→ CHALLENGE
Pull out every line containing the string "from".

------ STORED RECORDS ------

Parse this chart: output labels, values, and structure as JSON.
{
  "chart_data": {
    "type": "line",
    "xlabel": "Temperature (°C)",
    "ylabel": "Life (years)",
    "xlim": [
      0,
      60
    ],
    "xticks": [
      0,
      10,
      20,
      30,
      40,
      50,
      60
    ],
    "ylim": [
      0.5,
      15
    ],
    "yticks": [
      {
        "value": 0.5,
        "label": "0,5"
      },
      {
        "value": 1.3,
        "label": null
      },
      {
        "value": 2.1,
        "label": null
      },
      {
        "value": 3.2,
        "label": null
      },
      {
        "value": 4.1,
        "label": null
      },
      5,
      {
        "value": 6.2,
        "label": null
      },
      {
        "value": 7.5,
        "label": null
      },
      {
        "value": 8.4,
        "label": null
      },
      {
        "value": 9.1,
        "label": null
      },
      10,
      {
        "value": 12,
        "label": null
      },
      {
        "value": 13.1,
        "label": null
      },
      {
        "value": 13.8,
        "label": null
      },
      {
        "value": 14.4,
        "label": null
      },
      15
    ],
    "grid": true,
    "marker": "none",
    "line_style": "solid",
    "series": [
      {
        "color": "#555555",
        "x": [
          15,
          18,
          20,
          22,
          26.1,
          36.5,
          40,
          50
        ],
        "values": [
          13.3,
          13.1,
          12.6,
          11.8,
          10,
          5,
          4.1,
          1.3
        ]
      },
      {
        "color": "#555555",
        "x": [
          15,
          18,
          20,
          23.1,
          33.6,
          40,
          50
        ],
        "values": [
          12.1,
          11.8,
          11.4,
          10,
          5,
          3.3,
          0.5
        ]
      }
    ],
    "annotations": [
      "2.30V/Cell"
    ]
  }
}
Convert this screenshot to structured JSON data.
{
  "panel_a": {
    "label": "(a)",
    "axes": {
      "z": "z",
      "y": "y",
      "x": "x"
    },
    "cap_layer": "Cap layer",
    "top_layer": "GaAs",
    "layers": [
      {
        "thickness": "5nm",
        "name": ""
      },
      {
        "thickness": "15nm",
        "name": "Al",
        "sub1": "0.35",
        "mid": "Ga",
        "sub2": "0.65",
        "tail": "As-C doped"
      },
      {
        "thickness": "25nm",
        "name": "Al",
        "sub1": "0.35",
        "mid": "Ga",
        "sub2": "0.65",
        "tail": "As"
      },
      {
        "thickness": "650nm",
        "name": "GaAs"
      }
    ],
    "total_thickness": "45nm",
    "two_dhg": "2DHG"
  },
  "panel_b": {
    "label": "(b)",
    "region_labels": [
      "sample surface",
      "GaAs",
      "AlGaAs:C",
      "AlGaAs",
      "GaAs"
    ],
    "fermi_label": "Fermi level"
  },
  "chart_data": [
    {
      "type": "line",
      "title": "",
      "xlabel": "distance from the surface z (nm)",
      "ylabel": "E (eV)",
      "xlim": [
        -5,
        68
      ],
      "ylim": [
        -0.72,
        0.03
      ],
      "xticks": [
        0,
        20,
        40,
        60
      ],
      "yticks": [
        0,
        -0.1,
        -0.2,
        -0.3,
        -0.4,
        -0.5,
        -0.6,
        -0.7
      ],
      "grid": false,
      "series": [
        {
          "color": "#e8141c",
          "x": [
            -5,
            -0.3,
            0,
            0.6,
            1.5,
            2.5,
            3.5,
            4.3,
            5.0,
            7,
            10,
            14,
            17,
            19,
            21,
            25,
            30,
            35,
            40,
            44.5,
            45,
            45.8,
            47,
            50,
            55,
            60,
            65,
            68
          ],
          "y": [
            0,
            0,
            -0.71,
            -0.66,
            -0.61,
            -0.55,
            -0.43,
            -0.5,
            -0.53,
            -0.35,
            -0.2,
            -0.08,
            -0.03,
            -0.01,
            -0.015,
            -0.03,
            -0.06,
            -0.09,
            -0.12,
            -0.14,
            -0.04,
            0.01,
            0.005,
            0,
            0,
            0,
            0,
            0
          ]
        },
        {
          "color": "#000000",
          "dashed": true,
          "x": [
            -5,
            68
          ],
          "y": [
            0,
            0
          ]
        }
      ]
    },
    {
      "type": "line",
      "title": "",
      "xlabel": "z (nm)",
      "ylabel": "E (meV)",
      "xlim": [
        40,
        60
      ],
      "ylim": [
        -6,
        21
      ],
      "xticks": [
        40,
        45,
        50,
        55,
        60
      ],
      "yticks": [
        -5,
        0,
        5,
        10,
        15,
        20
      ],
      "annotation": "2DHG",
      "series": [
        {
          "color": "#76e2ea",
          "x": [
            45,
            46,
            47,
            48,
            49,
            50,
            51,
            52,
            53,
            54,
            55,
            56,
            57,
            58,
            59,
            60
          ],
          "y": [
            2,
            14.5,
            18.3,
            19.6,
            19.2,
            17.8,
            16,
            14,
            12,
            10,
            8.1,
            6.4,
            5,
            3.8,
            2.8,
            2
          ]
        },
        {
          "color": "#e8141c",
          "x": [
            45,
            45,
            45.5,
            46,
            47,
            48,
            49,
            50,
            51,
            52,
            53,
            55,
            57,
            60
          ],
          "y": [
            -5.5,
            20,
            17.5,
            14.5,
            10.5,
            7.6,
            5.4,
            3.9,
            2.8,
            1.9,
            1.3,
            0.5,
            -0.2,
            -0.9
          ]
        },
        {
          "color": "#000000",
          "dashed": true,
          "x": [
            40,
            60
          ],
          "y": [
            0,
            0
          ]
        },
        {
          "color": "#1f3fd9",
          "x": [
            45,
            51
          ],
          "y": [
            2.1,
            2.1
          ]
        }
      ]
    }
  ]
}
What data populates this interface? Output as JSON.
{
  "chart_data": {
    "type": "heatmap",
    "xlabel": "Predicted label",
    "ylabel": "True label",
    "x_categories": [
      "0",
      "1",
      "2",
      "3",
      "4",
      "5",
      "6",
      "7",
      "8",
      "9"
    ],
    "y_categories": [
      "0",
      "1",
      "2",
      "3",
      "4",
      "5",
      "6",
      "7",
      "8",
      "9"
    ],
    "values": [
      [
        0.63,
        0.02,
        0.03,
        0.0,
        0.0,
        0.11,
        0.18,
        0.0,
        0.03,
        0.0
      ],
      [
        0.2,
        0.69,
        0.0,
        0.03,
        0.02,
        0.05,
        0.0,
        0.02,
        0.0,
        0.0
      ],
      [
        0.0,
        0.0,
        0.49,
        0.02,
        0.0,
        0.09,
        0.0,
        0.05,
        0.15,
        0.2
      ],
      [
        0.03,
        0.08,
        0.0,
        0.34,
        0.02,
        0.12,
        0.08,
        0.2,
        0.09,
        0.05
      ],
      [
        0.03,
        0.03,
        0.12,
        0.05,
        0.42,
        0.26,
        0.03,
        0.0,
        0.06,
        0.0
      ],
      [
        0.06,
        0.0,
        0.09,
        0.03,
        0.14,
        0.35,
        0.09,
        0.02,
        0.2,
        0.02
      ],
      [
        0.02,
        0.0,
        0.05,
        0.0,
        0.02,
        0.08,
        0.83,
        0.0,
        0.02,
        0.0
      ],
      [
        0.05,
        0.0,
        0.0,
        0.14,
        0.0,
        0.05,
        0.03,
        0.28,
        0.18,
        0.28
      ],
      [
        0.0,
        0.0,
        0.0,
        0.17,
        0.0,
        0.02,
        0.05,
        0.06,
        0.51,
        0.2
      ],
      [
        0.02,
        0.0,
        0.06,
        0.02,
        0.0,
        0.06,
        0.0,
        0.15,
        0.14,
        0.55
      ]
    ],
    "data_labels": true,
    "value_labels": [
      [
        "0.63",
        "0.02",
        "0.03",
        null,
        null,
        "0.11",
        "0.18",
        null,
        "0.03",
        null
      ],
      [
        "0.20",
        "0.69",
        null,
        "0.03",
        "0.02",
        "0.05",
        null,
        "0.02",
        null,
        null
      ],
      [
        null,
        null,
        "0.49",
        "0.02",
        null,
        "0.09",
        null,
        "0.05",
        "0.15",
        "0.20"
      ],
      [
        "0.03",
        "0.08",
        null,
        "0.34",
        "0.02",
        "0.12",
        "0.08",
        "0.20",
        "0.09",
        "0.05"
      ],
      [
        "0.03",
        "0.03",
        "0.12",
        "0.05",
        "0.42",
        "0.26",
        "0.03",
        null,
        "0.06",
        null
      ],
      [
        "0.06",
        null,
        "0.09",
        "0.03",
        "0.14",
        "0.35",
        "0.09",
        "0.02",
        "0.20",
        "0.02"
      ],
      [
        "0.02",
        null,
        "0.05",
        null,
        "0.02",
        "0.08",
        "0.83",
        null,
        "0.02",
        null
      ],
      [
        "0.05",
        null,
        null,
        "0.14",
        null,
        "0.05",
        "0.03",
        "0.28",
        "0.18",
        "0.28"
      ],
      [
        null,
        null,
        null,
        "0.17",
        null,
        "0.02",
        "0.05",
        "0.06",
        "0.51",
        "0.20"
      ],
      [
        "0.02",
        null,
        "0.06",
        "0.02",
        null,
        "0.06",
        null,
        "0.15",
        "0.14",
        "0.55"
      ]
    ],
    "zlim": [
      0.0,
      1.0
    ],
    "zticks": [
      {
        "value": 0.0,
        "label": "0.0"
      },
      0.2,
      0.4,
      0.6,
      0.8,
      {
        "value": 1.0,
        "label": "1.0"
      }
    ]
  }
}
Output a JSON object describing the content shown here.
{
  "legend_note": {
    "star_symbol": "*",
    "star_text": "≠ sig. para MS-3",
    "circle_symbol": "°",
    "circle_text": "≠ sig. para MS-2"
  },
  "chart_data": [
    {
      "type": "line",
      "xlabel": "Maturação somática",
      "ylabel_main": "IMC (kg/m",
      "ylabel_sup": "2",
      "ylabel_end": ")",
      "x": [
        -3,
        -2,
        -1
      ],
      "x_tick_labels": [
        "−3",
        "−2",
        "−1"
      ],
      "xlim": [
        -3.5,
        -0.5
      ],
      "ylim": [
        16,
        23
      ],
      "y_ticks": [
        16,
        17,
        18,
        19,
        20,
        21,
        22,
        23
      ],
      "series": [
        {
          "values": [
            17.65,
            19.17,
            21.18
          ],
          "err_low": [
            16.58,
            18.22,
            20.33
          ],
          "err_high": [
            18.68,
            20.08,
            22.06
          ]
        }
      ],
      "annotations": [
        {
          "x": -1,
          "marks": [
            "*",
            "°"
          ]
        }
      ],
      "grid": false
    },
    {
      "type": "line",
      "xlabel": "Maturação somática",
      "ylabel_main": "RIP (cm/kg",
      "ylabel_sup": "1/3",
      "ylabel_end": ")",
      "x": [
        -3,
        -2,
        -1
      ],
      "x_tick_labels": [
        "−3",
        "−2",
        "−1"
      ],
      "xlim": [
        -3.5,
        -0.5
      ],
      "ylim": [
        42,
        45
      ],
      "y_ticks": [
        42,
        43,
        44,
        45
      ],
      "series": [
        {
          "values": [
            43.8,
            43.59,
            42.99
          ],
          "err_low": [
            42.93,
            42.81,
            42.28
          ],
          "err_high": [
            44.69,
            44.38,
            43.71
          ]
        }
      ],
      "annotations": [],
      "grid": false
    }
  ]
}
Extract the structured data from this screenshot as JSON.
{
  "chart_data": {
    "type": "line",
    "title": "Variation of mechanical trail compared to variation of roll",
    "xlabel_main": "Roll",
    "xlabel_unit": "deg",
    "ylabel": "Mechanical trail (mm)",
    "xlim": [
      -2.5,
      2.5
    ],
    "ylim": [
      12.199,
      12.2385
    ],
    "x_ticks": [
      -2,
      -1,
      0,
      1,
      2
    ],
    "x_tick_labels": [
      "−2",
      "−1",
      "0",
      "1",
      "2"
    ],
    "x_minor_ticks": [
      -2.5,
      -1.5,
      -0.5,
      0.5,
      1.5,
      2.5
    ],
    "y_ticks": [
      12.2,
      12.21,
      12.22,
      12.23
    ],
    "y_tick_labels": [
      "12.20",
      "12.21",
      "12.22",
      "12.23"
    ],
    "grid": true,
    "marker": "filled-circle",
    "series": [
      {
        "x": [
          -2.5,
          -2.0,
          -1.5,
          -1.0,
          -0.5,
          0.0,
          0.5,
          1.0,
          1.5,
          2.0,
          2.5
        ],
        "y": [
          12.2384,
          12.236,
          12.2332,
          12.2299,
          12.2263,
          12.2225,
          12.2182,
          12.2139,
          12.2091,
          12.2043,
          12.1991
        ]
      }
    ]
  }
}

------

→ RESULT FOR THIS EXERCISE
      "xlabel": "distance from the surface z (nm)",
Extract the structured data from this screenshot as JSON.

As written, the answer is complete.